Count up the lines below where the word "conocidos" shows up, and respond with the number alone.

Records shown:
□ □ □ □ □ □ □

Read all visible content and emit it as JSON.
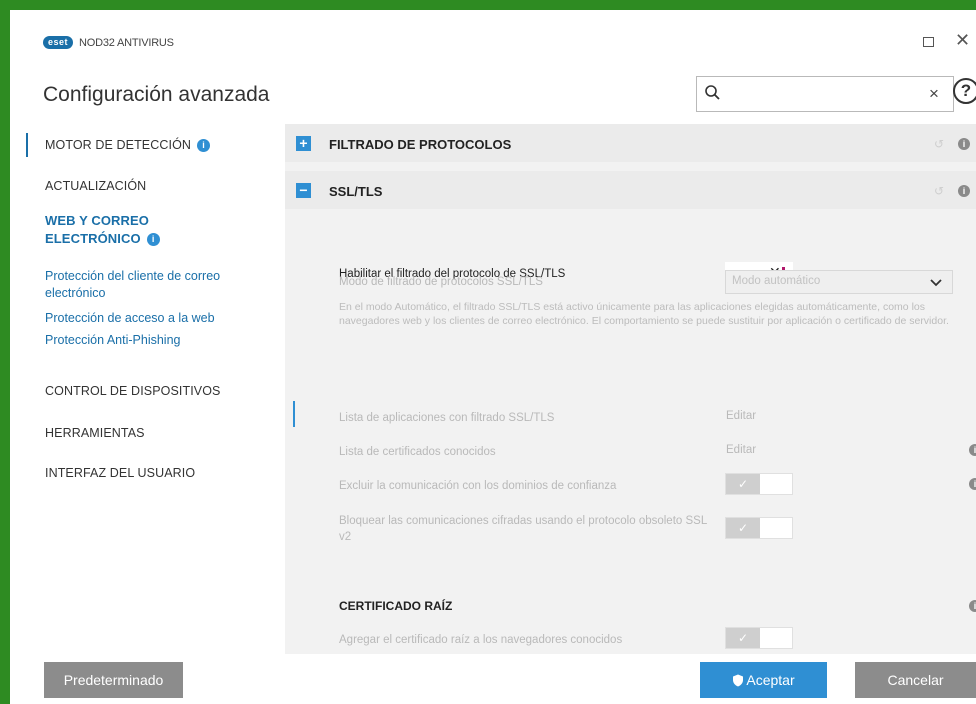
{
  "app": {
    "logo_text": "eset",
    "product_name": "NOD32 ANTIVIRUS",
    "page_title": "Configuración avanzada",
    "help_label": "?"
  },
  "search": {
    "value": "",
    "clear_label": "×"
  },
  "sidebar": {
    "items": [
      {
        "label": "MOTOR DE DETECCIÓN",
        "info": "i"
      },
      {
        "label": "ACTUALIZACIÓN"
      },
      {
        "label": "WEB Y CORREO ELECTRÓNICO",
        "info": "i",
        "active": true
      },
      {
        "label": "CONTROL DE DISPOSITIVOS"
      },
      {
        "label": "HERRAMIENTAS"
      },
      {
        "label": "INTERFAZ DEL USUARIO"
      }
    ],
    "subitems": [
      {
        "label": "Protección del cliente de correo electrónico"
      },
      {
        "label": "Protección de acceso a la web"
      },
      {
        "label": "Protección Anti-Phishing"
      }
    ]
  },
  "content": {
    "sections": [
      {
        "title": "FILTRADO DE PROTOCOLOS",
        "icon": "+",
        "expanded": false
      },
      {
        "title": "SSL/TLS",
        "icon": "−",
        "expanded": true
      }
    ],
    "ssl": {
      "enable_label": "Habilitar el filtrado del protocolo de SSL/TLS",
      "enable_state": false,
      "mode_label": "Modo de filtrado de protocolos SSL/TLS",
      "mode_value": "Modo automático",
      "description": "En el modo Automático, el filtrado SSL/TLS está activo únicamente para las aplicaciones elegidas automáticamente, como los navegadores web y los clientes de correo electrónico. El comportamiento se puede sustituir por aplicación o certificado de servidor.",
      "app_list_label": "Lista de aplicaciones con filtrado SSL/TLS",
      "app_list_link": "Editar",
      "cert_list_label": "Lista de certificados conocidos",
      "cert_list_link": "Editar",
      "exclude_label": "Excluir la comunicación con los dominios de confianza",
      "exclude_state": true,
      "block_label": "Bloquear las comunicaciones cifradas usando el protocolo obsoleto SSL v2",
      "block_state": true
    },
    "root_cert": {
      "title": "CERTIFICADO RAÍZ",
      "add_label": "Agregar el certificado raíz a los navegadores conocidos",
      "add_state": true
    },
    "info_label": "i",
    "undo_label": "↺",
    "check_label": "✓"
  },
  "footer": {
    "default_label": "Predeterminado",
    "accept_label": "Aceptar",
    "cancel_label": "Cancelar"
  },
  "colors": {
    "accent": "#2f8fd3",
    "link": "#1a6fa8",
    "gray_button": "#8c8c8c",
    "toggle_bar": "#b0186b"
  }
}
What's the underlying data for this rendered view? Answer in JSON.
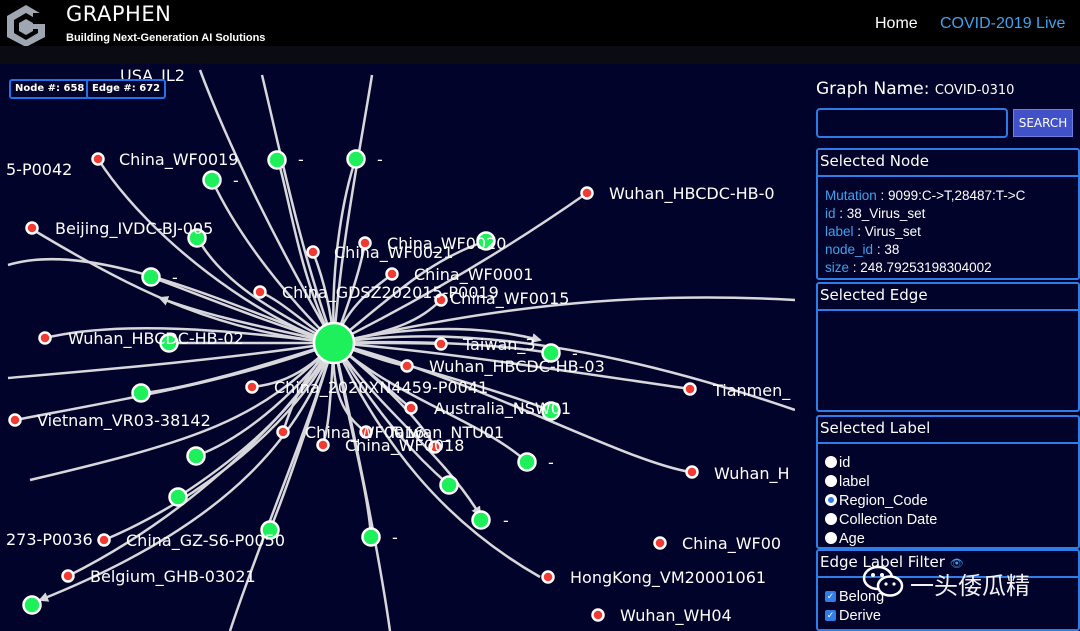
{
  "header": {
    "title": "GRAPHEN",
    "subtitle": "Building Next-Generation AI Solutions",
    "nav": {
      "home": "Home",
      "live": "COVID-2019 Live"
    }
  },
  "graph": {
    "node_count_label": "Node #: 658",
    "edge_count_label": "Edge #: 672",
    "labels": {
      "usa_il2": "USA_IL2",
      "p0042": "5-P0042",
      "china_wf0019": "China_WF0019",
      "dash1": "-",
      "dash2": "-",
      "dash3": "-",
      "dash4": "-",
      "dash5": "-",
      "dash6": "-",
      "dash7": "-",
      "dash8": "-",
      "dash9": "-",
      "wuhan_hbcdc_hb_0": "Wuhan_HBCDC-HB-0",
      "beijing": "Beijing_IVDC-BJ-005",
      "china_wf0021": "China_WF0021",
      "china_wf0020": "China_WF0020",
      "china_wf0001": "China_WF0001",
      "china_gdsz": "China_GDSZ202015-P0019",
      "china_wf0015": "China_WF0015",
      "wuhan_hb02": "Wuhan_HBCDC-HB-02",
      "taiwan3": "Taiwan_3",
      "wuhan_hb03": "Wuhan_HBCDC-HB-03",
      "china_2020xn": "China_2020XN4459-P0041",
      "tianmen": "Tianmen_",
      "vietnam": "Vietnam_VR03-38142",
      "australia": "Australia_NSW01",
      "china_wf0016": "China_WF0016",
      "taiwan_ntu": "Taiwan_NTU01",
      "china_wf0018": "China_WF0018",
      "wuhan_h": "Wuhan_H",
      "p0036": "273-P0036",
      "china_gz": "China_GZ-S6-P0050",
      "china_wf00": "China_WF00",
      "belgium": "Belgium_GHB-03021",
      "hongkong": "HongKong_VM20001061",
      "wuhan_wh04": "Wuhan_WH04"
    },
    "colors": {
      "hub": "#1df05a",
      "virus_set": "#1df05a",
      "sample": "#f03a32",
      "edge": "#d8d8dc"
    }
  },
  "panel": {
    "graph_name_label": "Graph Name:",
    "graph_name_value": "COVID-0310",
    "search_value": "",
    "search_button": "SEARCH",
    "selected_node": {
      "title": "Selected Node",
      "props": [
        {
          "key": "Mutation",
          "value": "9099:C->T,28487:T->C"
        },
        {
          "key": "id",
          "value": "38_Virus_set"
        },
        {
          "key": "label",
          "value": "Virus_set"
        },
        {
          "key": "node_id",
          "value": "38"
        },
        {
          "key": "size",
          "value": "248.79253198304002"
        }
      ]
    },
    "selected_edge": {
      "title": "Selected Edge"
    },
    "selected_label": {
      "title": "Selected Label",
      "options": [
        "id",
        "label",
        "Region_Code",
        "Collection Date",
        "Age"
      ],
      "selected": "Region_Code"
    },
    "edge_filter": {
      "title": "Edge Label Filter",
      "eye_icon": "eye-icon",
      "items": [
        "Belong",
        "Derive"
      ]
    }
  },
  "watermark": {
    "text": "一头倭瓜精"
  }
}
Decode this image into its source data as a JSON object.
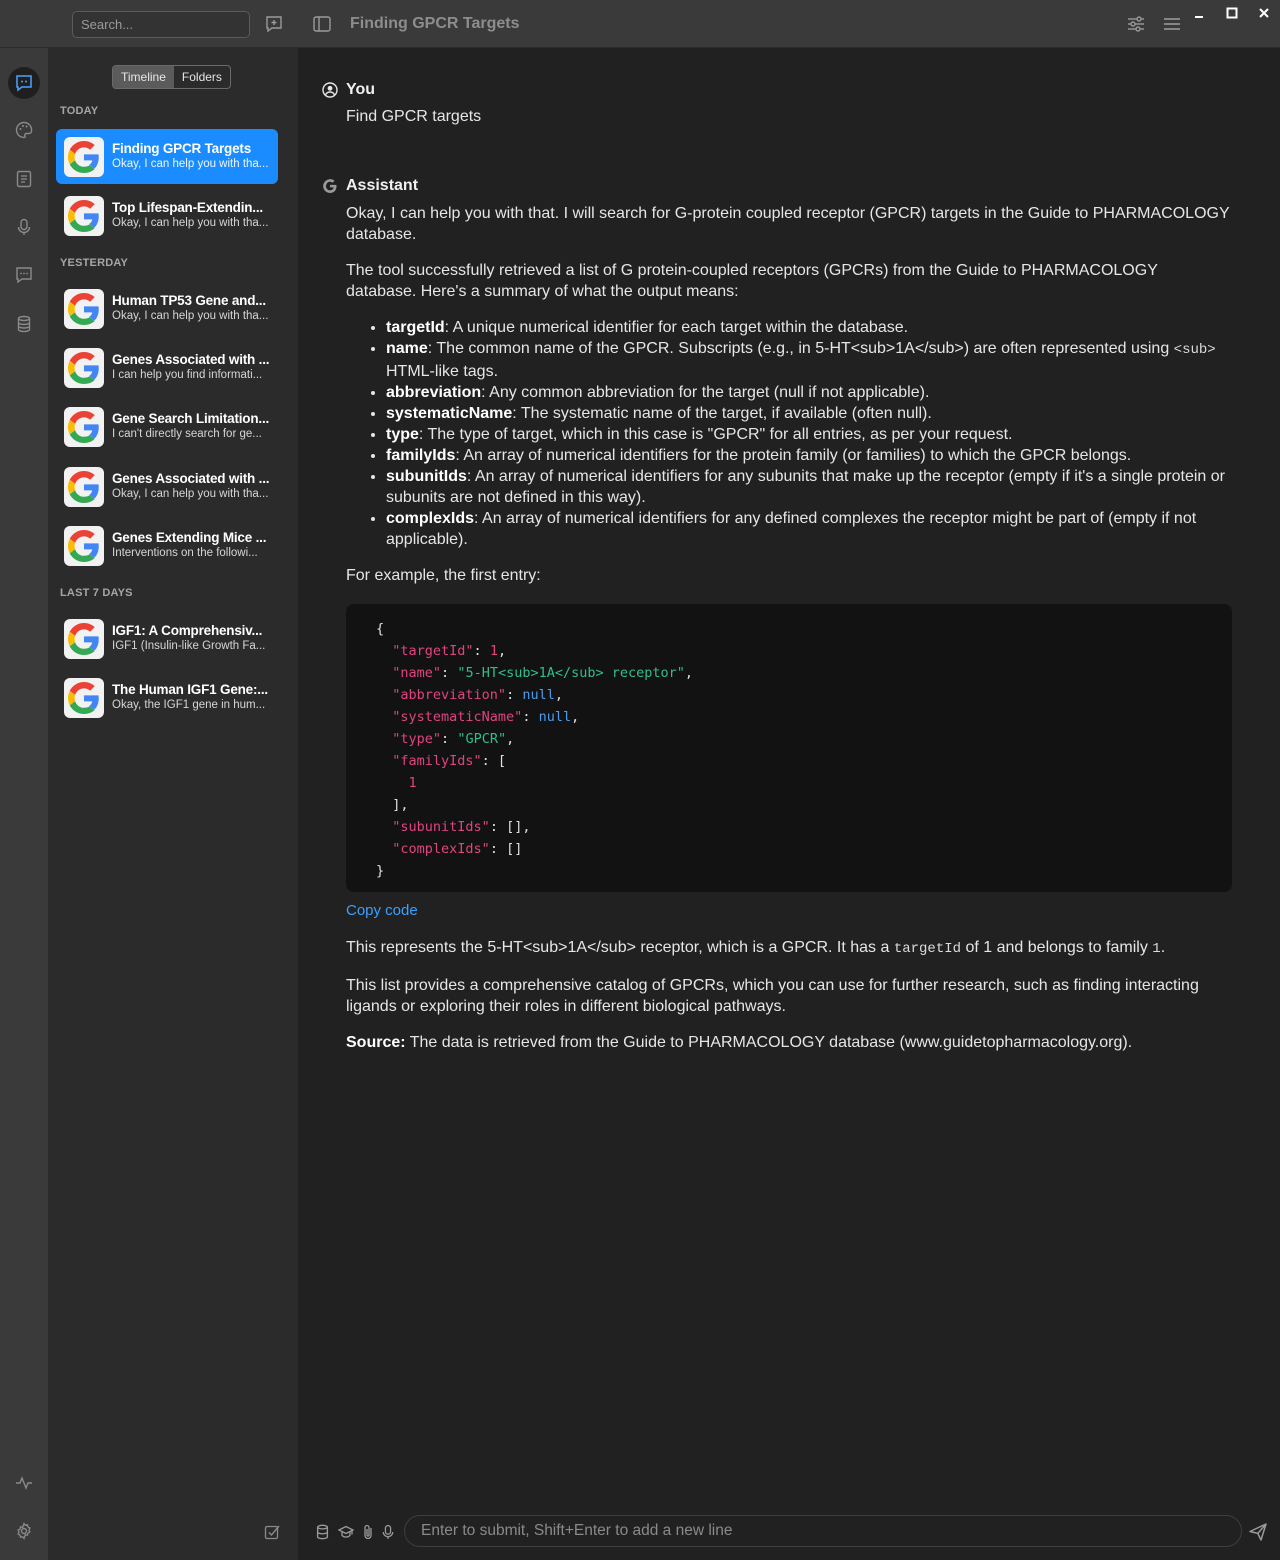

□ □ □ □ □ □ □

Task answer:
2